__WHAT YOU ARE ASKED TO DO__: Reproduce every line of the records below character for character, with nothing changed, added or left out.

--------------------

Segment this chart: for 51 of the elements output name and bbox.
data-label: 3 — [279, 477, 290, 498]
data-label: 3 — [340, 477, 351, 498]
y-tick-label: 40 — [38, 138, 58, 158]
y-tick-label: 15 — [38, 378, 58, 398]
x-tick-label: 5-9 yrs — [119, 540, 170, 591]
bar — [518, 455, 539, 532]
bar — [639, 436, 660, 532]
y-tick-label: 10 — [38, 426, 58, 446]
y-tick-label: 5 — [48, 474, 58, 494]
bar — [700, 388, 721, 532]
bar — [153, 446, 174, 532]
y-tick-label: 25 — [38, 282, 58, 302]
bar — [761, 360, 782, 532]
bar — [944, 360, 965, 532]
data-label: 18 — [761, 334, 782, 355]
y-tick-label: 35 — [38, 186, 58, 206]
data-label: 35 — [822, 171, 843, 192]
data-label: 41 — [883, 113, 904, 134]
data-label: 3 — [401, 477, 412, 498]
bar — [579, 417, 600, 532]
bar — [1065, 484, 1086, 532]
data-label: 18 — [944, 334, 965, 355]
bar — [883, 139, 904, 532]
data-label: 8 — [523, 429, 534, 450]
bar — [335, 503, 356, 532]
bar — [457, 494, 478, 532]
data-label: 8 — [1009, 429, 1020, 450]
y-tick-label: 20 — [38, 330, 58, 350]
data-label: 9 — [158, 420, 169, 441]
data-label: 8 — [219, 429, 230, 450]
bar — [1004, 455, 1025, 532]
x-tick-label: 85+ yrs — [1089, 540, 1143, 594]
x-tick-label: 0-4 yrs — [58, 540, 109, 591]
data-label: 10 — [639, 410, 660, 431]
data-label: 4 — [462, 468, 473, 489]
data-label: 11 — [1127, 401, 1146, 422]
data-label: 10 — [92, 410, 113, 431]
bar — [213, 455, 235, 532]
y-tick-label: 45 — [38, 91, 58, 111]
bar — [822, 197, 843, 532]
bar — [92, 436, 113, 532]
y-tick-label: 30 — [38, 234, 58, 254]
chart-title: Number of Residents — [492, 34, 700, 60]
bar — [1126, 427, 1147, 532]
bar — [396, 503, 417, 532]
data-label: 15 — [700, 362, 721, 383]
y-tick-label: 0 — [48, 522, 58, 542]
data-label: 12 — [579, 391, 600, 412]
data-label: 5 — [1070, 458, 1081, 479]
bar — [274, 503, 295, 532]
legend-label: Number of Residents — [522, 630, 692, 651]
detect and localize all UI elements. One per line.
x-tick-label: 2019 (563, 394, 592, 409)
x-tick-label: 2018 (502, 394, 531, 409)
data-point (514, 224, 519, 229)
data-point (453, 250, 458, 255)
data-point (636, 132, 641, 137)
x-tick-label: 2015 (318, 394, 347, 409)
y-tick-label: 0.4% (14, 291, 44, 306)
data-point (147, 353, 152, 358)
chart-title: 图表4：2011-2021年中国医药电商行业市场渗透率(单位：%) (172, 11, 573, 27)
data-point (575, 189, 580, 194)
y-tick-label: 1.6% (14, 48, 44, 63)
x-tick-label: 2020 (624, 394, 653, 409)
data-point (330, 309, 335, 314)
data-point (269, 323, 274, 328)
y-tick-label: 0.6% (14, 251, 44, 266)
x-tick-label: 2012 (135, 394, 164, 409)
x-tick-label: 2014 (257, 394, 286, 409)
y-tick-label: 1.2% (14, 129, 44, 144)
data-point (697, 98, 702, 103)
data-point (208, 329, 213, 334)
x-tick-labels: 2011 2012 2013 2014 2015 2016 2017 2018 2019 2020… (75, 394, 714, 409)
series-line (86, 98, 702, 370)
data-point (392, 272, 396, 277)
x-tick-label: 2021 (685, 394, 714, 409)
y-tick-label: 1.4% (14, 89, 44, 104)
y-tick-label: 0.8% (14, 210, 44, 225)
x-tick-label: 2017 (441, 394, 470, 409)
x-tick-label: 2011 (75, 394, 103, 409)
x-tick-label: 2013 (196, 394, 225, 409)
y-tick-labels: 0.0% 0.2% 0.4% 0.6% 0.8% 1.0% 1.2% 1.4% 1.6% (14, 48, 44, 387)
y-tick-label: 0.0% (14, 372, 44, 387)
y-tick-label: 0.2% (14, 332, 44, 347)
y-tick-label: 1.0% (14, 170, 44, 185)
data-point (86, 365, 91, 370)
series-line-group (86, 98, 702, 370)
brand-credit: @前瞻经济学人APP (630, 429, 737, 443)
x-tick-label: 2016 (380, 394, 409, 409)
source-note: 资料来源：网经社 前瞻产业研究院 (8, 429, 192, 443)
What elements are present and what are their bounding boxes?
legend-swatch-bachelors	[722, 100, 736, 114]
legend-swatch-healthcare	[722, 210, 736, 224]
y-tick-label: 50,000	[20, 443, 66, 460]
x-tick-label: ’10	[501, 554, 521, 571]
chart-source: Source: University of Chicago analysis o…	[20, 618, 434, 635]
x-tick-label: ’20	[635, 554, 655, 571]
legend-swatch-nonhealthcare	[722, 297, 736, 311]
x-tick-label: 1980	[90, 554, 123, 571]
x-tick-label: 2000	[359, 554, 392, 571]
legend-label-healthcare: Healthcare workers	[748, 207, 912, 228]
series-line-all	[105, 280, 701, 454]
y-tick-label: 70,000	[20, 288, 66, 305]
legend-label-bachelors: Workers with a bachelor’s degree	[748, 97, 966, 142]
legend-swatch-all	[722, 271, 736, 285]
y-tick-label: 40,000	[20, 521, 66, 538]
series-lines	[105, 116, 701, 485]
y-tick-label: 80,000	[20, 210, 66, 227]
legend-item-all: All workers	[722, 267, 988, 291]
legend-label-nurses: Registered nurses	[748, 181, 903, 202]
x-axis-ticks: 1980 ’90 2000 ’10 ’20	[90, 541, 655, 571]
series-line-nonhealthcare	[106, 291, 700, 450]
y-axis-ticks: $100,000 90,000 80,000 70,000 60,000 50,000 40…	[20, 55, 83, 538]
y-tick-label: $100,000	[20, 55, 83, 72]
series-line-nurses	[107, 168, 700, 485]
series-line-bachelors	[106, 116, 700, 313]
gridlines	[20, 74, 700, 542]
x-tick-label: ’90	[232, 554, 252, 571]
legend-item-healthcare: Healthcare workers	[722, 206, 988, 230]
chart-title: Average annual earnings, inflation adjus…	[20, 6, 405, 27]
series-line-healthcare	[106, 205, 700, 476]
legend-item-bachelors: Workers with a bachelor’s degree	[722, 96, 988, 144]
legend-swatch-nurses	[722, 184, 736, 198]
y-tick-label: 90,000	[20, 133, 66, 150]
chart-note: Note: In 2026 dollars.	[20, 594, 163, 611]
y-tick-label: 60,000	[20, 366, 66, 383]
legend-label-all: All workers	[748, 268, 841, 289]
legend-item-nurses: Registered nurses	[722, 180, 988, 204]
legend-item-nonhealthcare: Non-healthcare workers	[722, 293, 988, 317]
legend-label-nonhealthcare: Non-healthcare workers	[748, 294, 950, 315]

--------------------

__TASK SOLUTION__:
Segment this chart: for 51 of the elements output name and bbox.
data-label: 3 — [279, 477, 290, 498]
data-label: 3 — [340, 477, 351, 498]
y-tick-label: 40 — [38, 138, 58, 158]
y-tick-label: 15 — [38, 378, 58, 398]
x-tick-label: 5-9 yrs — [119, 540, 170, 591]
bar — [518, 455, 539, 532]
bar — [639, 436, 660, 532]
y-tick-label: 10 — [38, 426, 58, 446]
y-tick-label: 5 — [48, 474, 58, 494]
bar — [700, 388, 721, 532]
bar — [153, 446, 174, 532]
y-tick-label: 25 — [38, 282, 58, 302]
bar — [761, 360, 782, 532]
bar — [944, 360, 965, 532]
data-label: 18 — [761, 334, 782, 355]
y-tick-label: 35 — [38, 186, 58, 206]
data-label: 35 — [822, 171, 843, 192]
data-label: 41 — [883, 113, 904, 134]
data-label: 3 — [401, 477, 412, 498]
bar — [579, 417, 600, 532]
bar — [1065, 484, 1086, 532]
data-label: 18 — [944, 334, 965, 355]
bar — [883, 139, 904, 532]
data-label: 8 — [523, 429, 534, 450]
bar — [335, 503, 356, 532]
bar — [457, 494, 478, 532]
data-label: 8 — [1009, 429, 1020, 450]
y-tick-label: 20 — [38, 330, 58, 350]
data-label: 9 — [158, 420, 169, 441]
data-label: 8 — [219, 429, 230, 450]
bar — [1004, 455, 1025, 532]
x-tick-label: 85+ yrs — [1089, 540, 1143, 594]
x-tick-label: 0-4 yrs — [58, 540, 109, 591]
data-label: 10 — [639, 410, 660, 431]
data-label: 4 — [462, 468, 473, 489]
data-label: 11 — [1127, 401, 1146, 422]
data-label: 10 — [92, 410, 113, 431]
bar — [213, 455, 235, 532]
y-tick-label: 45 — [38, 91, 58, 111]
bar — [822, 197, 843, 532]
bar — [92, 436, 113, 532]
y-tick-label: 30 — [38, 234, 58, 254]
chart-title: Number of Residents — [492, 34, 700, 60]
bar — [1126, 427, 1147, 532]
bar — [396, 503, 417, 532]
data-label: 15 — [700, 362, 721, 383]
y-tick-label: 0 — [48, 522, 58, 542]
data-label: 12 — [579, 391, 600, 412]
data-label: 5 — [1070, 458, 1081, 479]
bar — [274, 503, 295, 532]
legend-label: Number of Residents — [522, 630, 692, 651]
detect and localize all UI elements. One per line.
x-tick-label: 2019 (563, 394, 592, 409)
x-tick-label: 2018 (502, 394, 531, 409)
data-point (514, 224, 519, 229)
data-point (453, 250, 458, 255)
data-point (636, 132, 641, 137)
x-tick-label: 2015 (318, 394, 347, 409)
y-tick-label: 0.4% (14, 291, 44, 306)
data-point (147, 353, 152, 358)
chart-title: 图表4：2011-2021年中国医药电商行业市场渗透率(单位：%) (172, 11, 573, 27)
data-point (575, 189, 580, 194)
y-tick-label: 1.6% (14, 48, 44, 63)
x-tick-label: 2020 (624, 394, 653, 409)
data-point (330, 309, 335, 314)
data-point (269, 323, 274, 328)
y-tick-label: 0.6% (14, 251, 44, 266)
x-tick-label: 2012 (135, 394, 164, 409)
x-tick-label: 2014 (257, 394, 286, 409)
y-tick-label: 1.2% (14, 129, 44, 144)
data-point (697, 98, 702, 103)
data-point (208, 329, 213, 334)
x-tick-labels: 2011 2012 2013 2014 2015 2016 2017 2018 2019 2020… (75, 394, 714, 409)
series-line (86, 98, 702, 370)
data-point (392, 272, 396, 277)
x-tick-label: 2021 (685, 394, 714, 409)
y-tick-label: 1.4% (14, 89, 44, 104)
y-tick-label: 0.8% (14, 210, 44, 225)
x-tick-label: 2017 (441, 394, 470, 409)
x-tick-label: 2011 (75, 394, 103, 409)
x-tick-label: 2013 (196, 394, 225, 409)
y-tick-labels: 0.0% 0.2% 0.4% 0.6% 0.8% 1.0% 1.2% 1.4% 1.6% (14, 48, 44, 387)
y-tick-label: 0.0% (14, 372, 44, 387)
y-tick-label: 0.2% (14, 332, 44, 347)
y-tick-label: 1.0% (14, 170, 44, 185)
data-point (86, 365, 91, 370)
series-line-group (86, 98, 702, 370)
brand-credit: @前瞻经济学人APP (630, 429, 737, 443)
x-tick-label: 2016 (380, 394, 409, 409)
source-note: 资料来源：网经社 前瞻产业研究院 (8, 429, 192, 443)
What elements are present and what are their bounding boxes?
legend-swatch-bachelors	[722, 100, 736, 114]
legend-swatch-healthcare	[722, 210, 736, 224]
y-tick-label: 50,000	[20, 443, 66, 460]
x-tick-label: ’10	[501, 554, 521, 571]
chart-source: Source: University of Chicago analysis o…	[20, 618, 434, 635]
x-tick-label: ’20	[635, 554, 655, 571]
legend-swatch-nonhealthcare	[722, 297, 736, 311]
x-tick-label: 1980	[90, 554, 123, 571]
x-tick-label: 2000	[359, 554, 392, 571]
legend-label-healthcare: Healthcare workers	[748, 207, 912, 228]
series-line-all	[105, 280, 701, 454]
y-tick-label: 70,000	[20, 288, 66, 305]
legend-label-bachelors: Workers with a bachelor’s degree	[748, 97, 966, 142]
legend-swatch-all	[722, 271, 736, 285]
y-tick-label: 40,000	[20, 521, 66, 538]
series-lines	[105, 116, 701, 485]
y-tick-label: 80,000	[20, 210, 66, 227]
legend-item-all: All workers	[722, 267, 988, 291]
legend-label-nurses: Registered nurses	[748, 181, 903, 202]
x-axis-ticks: 1980 ’90 2000 ’10 ’20	[90, 541, 655, 571]
series-line-nonhealthcare	[106, 291, 700, 450]
y-axis-ticks: $100,000 90,000 80,000 70,000 60,000 50,000 40…	[20, 55, 83, 538]
y-tick-label: $100,000	[20, 55, 83, 72]
series-line-nurses	[107, 168, 700, 485]
series-line-bachelors	[106, 116, 700, 313]
gridlines	[20, 74, 700, 542]
x-tick-label: ’90	[232, 554, 252, 571]
legend-item-healthcare: Healthcare workers	[722, 206, 988, 230]
chart-title: Average annual earnings, inflation adjus…	[20, 6, 405, 27]
series-line-healthcare	[106, 205, 700, 476]
legend-item-bachelors: Workers with a bachelor’s degree	[722, 96, 988, 144]
legend-swatch-nurses	[722, 184, 736, 198]
y-tick-label: 90,000	[20, 133, 66, 150]
chart-note: Note: In 2026 dollars.	[20, 594, 163, 611]
y-tick-label: 60,000	[20, 366, 66, 383]
legend-label-all: All workers	[748, 268, 841, 289]
legend-item-nurses: Registered nurses	[722, 180, 988, 204]
legend-item-nonhealthcare: Non-healthcare workers	[722, 293, 988, 317]
legend-label-nonhealthcare: Non-healthcare workers	[748, 294, 950, 315]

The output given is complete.